» **To do**
Gather up the lines with the word "this" in them.

———

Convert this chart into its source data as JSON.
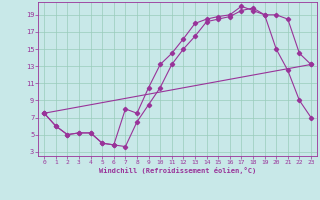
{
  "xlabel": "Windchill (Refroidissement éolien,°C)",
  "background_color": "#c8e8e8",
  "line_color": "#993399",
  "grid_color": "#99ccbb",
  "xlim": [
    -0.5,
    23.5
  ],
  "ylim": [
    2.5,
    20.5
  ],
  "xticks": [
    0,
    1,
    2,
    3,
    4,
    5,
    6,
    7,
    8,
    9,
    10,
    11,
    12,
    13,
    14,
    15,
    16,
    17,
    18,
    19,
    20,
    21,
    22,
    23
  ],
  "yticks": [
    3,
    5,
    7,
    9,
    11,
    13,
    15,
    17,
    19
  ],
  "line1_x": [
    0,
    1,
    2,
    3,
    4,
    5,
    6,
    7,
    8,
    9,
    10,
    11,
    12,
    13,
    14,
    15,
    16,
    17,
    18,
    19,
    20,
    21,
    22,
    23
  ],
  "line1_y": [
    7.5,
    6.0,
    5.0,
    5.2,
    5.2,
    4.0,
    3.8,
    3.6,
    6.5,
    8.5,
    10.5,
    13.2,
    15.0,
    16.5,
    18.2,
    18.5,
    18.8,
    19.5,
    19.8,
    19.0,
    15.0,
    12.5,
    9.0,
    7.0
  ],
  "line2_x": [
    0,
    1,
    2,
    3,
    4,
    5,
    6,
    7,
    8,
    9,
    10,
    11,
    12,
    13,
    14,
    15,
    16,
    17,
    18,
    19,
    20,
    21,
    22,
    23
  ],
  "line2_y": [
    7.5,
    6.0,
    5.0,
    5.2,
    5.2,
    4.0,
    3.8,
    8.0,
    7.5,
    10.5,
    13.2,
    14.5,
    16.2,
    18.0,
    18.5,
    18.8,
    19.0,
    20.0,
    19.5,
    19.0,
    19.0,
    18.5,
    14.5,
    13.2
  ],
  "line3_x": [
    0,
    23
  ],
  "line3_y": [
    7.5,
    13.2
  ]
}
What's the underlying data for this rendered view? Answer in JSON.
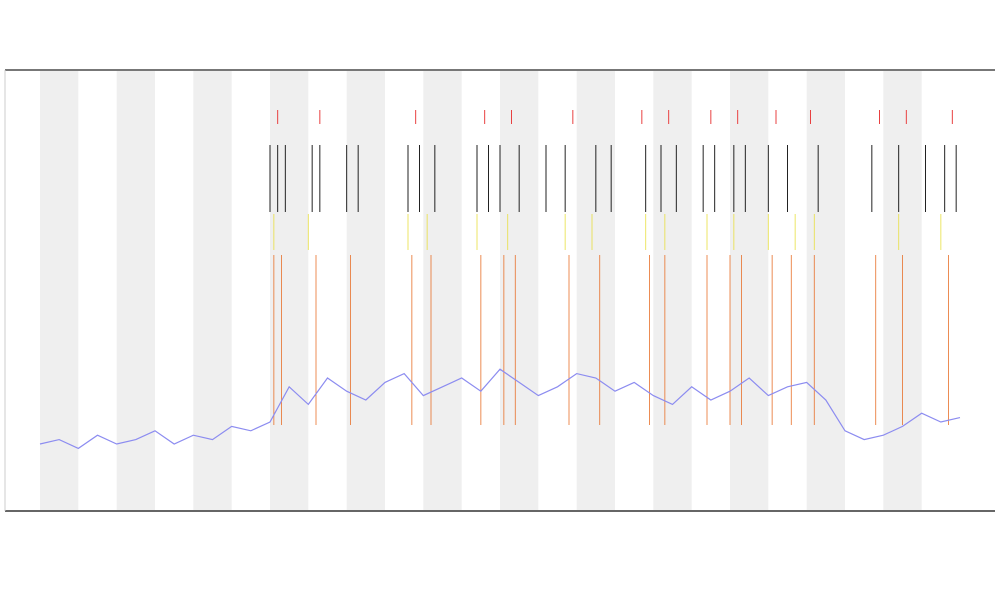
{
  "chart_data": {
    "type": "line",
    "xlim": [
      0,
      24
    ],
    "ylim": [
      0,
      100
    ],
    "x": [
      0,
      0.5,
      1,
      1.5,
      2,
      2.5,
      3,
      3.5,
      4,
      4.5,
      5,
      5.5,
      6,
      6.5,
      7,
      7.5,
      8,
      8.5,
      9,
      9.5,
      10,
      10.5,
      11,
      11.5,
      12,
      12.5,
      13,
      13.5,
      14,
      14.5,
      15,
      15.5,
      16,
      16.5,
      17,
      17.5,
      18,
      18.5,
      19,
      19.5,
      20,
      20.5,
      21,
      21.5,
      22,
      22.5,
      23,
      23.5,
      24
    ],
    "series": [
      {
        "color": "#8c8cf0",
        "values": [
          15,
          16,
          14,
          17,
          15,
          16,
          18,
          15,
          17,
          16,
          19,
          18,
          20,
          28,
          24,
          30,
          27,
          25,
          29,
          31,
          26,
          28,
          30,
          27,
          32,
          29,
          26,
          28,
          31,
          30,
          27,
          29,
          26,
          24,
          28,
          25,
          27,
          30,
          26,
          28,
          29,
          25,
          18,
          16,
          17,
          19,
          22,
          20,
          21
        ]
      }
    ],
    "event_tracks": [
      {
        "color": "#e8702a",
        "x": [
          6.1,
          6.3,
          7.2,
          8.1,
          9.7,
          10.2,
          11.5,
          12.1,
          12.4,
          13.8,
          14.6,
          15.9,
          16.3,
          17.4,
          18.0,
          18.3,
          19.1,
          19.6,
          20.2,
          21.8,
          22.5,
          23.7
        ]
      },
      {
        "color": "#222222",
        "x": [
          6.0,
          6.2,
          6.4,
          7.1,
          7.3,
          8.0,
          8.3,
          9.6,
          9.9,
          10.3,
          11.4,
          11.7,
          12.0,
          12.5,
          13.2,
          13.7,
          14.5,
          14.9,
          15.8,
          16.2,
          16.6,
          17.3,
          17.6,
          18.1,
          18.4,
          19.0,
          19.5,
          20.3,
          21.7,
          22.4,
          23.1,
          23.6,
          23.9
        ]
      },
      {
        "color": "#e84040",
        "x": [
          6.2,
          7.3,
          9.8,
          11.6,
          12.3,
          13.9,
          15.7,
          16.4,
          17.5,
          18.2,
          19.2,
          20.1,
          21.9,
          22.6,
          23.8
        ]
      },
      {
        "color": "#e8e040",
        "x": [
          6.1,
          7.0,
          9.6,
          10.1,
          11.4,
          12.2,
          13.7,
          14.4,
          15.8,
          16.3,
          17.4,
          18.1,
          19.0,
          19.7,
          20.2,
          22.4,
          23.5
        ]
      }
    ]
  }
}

———

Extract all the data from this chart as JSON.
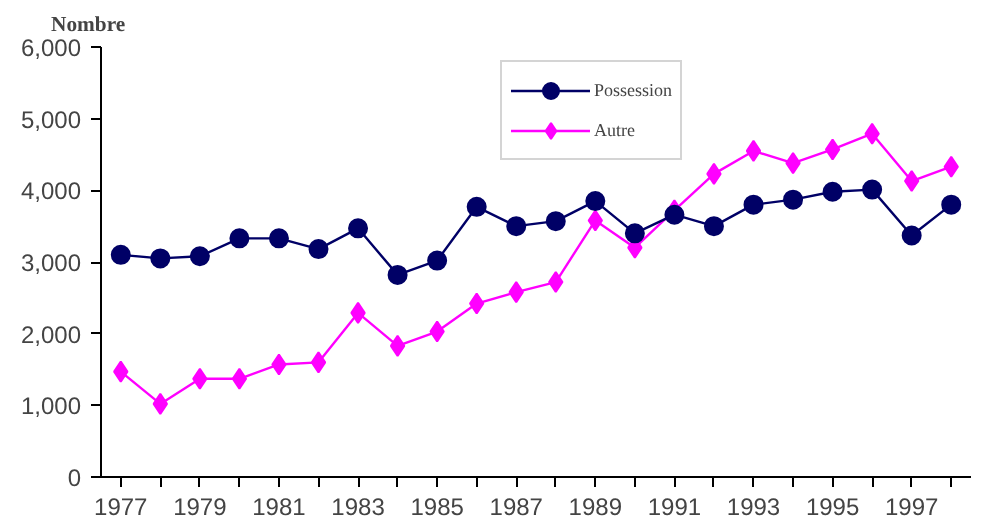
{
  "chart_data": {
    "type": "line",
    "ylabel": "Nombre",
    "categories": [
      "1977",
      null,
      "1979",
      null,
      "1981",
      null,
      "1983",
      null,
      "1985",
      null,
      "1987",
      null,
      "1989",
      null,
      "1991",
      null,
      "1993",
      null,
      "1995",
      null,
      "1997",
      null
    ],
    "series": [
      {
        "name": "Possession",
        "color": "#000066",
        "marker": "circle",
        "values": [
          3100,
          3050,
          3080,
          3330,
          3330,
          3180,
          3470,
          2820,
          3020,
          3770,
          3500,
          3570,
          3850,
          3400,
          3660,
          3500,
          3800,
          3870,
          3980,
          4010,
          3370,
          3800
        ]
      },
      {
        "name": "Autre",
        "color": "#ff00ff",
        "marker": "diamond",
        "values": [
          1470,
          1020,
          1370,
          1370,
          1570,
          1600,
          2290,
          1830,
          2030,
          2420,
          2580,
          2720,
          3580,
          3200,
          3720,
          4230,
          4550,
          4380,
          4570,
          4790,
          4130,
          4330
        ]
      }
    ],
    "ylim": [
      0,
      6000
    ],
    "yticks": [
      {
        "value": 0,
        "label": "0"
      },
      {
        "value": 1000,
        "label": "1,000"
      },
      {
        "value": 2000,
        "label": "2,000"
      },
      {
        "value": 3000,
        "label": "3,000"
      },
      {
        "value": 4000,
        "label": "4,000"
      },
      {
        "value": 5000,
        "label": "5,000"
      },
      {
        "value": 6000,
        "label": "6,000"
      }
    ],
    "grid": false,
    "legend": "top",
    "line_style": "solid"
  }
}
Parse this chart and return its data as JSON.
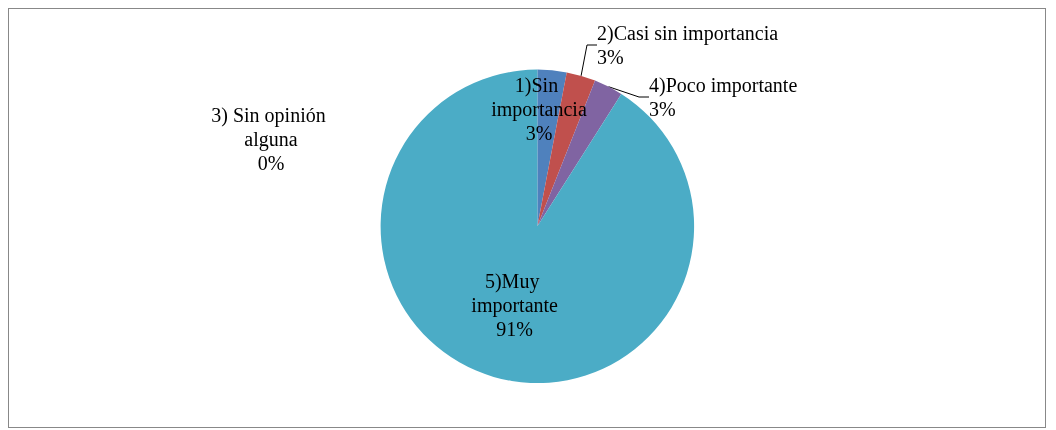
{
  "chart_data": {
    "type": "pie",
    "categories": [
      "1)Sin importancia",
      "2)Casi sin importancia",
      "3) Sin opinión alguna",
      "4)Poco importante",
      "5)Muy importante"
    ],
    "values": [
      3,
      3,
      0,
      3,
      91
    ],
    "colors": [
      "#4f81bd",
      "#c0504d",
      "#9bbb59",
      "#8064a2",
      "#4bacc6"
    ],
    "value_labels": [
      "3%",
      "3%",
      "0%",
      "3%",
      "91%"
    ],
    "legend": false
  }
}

———

» **Output of the task**
Convert this chart into its source data as JSON.
What's the underlying data for this rendered view? Answer in JSON.
Extract all the data from this chart as JSON.
Parse this chart and return its data as JSON.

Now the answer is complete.